Material supplied |
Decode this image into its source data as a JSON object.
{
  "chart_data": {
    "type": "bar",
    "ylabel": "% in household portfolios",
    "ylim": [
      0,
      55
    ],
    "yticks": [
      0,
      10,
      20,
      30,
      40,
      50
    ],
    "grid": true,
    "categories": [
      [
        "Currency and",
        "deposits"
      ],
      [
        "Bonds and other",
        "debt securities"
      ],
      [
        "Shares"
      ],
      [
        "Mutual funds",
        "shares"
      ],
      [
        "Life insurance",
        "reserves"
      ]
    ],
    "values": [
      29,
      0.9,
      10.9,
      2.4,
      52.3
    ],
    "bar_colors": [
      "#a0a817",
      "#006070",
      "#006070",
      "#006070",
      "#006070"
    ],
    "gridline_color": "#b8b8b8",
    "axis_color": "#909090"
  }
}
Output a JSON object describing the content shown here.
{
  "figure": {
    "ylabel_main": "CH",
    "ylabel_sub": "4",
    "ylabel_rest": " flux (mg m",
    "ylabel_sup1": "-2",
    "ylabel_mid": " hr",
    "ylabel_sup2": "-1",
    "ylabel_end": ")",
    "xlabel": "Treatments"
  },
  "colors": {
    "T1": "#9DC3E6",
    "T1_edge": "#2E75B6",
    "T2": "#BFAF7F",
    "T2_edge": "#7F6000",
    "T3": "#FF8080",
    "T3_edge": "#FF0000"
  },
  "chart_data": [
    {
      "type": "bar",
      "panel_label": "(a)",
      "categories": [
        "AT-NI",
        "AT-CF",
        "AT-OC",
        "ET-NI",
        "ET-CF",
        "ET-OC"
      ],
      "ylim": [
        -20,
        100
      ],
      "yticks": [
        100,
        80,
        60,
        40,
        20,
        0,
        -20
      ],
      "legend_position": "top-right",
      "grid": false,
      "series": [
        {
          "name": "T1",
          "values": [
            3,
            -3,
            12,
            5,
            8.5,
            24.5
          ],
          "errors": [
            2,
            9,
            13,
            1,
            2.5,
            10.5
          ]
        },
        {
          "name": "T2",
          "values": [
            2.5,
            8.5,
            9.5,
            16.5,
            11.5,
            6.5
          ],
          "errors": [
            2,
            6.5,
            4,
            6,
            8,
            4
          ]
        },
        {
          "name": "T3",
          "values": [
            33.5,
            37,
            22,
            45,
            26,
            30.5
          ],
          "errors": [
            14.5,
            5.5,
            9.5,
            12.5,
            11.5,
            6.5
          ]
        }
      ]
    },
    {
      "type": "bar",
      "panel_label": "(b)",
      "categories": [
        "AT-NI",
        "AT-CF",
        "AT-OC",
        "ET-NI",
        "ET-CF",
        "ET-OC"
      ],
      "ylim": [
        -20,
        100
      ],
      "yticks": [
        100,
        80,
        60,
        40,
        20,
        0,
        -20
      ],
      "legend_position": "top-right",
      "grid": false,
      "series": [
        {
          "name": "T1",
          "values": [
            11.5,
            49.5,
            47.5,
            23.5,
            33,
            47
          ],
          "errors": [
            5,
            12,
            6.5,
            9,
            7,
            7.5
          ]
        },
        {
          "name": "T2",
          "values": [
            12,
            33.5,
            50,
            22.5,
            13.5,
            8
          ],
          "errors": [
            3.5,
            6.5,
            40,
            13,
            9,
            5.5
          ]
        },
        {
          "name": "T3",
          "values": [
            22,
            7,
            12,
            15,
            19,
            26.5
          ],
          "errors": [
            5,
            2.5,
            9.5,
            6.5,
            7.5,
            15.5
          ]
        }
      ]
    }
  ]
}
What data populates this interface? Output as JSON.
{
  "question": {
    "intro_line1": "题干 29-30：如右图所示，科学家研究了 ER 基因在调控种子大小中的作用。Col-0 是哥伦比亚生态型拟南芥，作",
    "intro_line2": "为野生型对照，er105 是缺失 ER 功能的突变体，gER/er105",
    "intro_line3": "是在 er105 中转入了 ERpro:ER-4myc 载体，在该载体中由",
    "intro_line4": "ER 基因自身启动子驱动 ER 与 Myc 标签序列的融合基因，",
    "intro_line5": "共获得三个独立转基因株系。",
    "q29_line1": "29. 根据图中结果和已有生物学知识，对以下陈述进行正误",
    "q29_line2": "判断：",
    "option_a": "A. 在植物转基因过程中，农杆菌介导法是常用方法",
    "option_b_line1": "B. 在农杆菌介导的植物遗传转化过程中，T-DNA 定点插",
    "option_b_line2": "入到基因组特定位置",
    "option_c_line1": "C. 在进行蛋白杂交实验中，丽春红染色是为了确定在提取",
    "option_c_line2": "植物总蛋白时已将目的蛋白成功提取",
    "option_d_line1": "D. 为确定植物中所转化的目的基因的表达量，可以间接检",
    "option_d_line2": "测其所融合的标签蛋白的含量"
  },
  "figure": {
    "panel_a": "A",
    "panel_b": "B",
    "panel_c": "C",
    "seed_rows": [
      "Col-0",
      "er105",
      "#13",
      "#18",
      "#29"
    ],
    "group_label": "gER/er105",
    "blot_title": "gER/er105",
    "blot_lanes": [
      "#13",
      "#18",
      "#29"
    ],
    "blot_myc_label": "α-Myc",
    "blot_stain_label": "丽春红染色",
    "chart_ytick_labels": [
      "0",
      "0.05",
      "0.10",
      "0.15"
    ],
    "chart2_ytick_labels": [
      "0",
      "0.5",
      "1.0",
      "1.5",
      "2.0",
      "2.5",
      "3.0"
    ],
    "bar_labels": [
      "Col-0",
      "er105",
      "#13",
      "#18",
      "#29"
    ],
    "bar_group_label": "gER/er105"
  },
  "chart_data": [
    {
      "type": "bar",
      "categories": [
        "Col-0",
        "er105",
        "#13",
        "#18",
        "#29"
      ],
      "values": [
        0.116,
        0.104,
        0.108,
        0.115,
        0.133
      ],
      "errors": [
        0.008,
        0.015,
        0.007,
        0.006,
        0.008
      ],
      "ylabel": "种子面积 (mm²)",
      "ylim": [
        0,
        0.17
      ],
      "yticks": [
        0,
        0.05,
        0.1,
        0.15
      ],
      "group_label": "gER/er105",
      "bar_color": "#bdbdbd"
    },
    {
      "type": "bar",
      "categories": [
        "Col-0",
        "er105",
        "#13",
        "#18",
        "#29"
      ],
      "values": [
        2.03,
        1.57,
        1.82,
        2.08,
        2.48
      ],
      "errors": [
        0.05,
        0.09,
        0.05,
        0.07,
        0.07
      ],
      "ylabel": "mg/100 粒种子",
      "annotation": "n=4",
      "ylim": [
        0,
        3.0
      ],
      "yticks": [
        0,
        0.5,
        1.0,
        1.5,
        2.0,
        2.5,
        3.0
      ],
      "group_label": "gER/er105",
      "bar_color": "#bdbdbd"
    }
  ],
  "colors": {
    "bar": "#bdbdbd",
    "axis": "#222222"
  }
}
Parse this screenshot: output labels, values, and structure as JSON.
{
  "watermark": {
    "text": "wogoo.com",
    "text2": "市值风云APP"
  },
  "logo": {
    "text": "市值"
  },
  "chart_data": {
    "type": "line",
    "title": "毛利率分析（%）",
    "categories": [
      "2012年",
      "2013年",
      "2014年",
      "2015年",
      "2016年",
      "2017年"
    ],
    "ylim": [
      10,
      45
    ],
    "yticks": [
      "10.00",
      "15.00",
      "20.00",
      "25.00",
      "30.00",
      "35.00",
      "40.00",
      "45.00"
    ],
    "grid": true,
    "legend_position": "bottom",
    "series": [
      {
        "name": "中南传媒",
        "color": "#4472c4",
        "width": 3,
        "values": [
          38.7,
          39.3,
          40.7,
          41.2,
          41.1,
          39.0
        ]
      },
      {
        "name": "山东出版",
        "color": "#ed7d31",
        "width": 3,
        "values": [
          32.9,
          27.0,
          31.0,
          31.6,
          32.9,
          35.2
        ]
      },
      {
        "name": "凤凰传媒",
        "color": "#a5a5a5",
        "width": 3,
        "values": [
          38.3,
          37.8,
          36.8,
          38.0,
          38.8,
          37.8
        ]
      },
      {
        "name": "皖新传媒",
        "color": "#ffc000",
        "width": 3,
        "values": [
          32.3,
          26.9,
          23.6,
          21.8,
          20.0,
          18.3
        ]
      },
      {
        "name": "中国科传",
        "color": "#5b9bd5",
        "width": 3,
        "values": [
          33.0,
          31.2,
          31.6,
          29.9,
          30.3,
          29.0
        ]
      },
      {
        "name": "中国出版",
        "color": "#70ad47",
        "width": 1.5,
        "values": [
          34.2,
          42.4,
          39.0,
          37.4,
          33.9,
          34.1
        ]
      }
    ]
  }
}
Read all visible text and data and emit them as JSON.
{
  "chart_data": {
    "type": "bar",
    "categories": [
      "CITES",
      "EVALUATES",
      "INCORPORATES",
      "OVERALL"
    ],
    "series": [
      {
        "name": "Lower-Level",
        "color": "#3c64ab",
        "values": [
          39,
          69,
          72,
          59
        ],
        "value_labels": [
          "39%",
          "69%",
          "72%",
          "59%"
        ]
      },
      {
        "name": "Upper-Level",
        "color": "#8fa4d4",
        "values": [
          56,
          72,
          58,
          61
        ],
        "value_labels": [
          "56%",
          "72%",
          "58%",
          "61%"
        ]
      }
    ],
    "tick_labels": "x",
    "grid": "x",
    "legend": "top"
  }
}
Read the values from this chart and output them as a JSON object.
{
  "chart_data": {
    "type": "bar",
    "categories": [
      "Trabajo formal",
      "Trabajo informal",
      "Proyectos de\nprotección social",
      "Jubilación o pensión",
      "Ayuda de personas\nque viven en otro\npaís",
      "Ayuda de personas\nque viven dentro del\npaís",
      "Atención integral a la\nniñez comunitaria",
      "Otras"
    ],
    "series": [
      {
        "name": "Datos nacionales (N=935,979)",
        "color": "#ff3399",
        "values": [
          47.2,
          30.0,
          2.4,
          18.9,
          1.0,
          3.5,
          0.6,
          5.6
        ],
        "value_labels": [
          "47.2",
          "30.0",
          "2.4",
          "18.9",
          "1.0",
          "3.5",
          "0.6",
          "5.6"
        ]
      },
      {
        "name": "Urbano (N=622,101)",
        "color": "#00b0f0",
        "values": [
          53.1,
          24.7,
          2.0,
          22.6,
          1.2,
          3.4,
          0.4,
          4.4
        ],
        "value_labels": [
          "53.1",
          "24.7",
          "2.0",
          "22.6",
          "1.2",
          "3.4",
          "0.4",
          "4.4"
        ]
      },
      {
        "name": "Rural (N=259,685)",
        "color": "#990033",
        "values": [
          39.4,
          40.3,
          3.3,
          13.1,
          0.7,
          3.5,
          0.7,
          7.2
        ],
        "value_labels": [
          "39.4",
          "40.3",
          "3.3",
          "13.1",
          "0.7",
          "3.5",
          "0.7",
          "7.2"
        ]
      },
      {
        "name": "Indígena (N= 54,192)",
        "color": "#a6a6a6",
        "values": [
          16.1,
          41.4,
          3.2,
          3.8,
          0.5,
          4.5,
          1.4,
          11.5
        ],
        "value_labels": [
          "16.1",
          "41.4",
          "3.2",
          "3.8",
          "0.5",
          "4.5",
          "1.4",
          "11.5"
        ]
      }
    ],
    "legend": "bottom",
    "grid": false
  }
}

Task objective | Copy all lines from the material that contain "Ayuda".

The output |
      "Ayuda de personas\nque viven en otro\npaís",
      "Ayuda de personas\nque viven dentro del\npaís",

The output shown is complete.